## The request
Pick out all lines with the word "grid" from the records that follow.
####################
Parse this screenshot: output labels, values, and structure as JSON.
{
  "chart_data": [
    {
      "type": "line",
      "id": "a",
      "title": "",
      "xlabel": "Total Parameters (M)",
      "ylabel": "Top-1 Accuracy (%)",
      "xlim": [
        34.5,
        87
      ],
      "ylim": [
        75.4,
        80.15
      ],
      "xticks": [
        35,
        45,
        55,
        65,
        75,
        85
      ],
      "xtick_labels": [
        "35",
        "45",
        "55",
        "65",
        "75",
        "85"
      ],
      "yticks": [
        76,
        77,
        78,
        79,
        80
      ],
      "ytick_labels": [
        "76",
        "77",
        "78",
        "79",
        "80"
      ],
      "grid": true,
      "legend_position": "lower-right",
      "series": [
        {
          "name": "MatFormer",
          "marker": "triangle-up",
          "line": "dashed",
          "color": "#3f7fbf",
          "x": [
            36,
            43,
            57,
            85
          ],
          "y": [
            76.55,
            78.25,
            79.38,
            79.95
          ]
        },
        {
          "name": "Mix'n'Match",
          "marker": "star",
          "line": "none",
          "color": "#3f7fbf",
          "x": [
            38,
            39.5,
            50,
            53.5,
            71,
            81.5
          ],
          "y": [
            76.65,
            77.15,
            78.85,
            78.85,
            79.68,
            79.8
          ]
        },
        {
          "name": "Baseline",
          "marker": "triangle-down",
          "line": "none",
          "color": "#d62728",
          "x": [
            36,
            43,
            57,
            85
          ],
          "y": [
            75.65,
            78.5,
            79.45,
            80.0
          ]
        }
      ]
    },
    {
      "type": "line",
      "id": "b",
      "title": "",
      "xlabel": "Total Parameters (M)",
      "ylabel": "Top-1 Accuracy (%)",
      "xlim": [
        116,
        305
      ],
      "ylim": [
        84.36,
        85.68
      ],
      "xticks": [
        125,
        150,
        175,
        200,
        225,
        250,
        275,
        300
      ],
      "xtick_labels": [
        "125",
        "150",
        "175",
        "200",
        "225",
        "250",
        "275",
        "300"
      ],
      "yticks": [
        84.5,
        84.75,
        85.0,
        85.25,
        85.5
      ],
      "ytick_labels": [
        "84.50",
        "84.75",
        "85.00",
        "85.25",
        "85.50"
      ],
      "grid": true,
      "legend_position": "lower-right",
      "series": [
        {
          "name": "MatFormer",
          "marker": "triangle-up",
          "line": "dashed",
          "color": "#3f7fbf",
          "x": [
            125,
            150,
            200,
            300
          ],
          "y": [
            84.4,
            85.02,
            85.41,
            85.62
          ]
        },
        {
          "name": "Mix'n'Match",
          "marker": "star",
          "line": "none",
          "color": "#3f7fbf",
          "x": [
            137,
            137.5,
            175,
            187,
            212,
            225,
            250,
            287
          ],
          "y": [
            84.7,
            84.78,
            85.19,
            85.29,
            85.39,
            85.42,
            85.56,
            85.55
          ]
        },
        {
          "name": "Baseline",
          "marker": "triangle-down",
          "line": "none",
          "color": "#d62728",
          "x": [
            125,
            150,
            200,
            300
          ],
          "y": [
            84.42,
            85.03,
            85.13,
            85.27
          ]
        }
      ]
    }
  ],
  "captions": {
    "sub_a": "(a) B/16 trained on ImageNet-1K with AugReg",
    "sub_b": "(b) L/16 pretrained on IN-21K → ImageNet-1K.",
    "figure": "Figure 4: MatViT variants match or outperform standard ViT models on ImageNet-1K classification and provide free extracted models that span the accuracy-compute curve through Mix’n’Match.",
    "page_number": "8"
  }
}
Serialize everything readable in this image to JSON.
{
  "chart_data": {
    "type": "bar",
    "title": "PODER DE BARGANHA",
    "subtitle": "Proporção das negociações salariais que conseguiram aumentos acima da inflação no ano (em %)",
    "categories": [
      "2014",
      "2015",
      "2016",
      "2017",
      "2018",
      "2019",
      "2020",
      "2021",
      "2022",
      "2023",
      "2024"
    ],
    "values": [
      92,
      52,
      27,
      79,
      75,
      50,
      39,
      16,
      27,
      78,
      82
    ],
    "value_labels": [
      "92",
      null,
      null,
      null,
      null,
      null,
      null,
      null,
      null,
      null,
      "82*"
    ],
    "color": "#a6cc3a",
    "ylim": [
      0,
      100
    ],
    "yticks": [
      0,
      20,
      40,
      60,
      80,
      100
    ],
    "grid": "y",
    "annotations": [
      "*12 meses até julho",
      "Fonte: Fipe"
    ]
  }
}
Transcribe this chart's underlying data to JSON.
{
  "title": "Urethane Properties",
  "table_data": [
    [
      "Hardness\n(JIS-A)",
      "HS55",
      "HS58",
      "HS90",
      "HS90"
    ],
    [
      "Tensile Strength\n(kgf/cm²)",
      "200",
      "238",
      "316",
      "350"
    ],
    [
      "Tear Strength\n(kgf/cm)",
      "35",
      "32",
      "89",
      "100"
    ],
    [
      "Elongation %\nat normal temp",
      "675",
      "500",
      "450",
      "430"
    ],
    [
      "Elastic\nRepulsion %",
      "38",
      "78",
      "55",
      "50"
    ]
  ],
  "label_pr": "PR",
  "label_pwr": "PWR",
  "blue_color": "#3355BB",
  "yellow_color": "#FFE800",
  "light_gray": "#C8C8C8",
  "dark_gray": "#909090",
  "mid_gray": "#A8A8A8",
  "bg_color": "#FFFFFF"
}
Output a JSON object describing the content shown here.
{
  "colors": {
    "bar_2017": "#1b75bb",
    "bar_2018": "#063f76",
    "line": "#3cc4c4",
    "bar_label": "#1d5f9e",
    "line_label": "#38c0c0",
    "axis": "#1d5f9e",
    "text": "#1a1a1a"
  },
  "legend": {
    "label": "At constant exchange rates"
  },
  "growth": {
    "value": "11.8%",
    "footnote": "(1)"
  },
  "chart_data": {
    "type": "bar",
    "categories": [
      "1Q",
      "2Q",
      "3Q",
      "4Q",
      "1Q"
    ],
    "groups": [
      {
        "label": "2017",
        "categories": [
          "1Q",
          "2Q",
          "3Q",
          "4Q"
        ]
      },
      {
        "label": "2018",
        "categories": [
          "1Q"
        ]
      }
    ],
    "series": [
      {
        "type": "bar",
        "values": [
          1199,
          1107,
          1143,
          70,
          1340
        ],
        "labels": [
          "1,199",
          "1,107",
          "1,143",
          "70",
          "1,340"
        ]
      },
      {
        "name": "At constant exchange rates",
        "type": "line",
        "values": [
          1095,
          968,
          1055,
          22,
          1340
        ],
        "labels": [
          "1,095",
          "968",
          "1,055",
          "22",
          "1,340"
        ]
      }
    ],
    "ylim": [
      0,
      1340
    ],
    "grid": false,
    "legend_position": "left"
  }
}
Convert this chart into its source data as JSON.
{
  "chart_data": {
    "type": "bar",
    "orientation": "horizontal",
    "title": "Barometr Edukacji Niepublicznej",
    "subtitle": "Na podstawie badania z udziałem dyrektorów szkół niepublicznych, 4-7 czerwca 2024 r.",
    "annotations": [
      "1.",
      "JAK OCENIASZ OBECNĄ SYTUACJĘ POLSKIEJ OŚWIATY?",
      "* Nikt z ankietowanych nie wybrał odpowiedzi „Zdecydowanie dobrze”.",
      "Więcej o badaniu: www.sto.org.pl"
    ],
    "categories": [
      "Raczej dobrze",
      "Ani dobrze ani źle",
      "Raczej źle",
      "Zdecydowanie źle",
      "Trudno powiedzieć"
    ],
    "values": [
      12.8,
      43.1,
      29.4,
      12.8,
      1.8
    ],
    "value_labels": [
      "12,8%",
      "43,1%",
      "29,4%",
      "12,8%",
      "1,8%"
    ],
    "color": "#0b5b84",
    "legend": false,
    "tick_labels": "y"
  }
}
####################
## Solution to this task
      "grid": true,
      "grid": true,
    "grid": "y",
    "grid": false,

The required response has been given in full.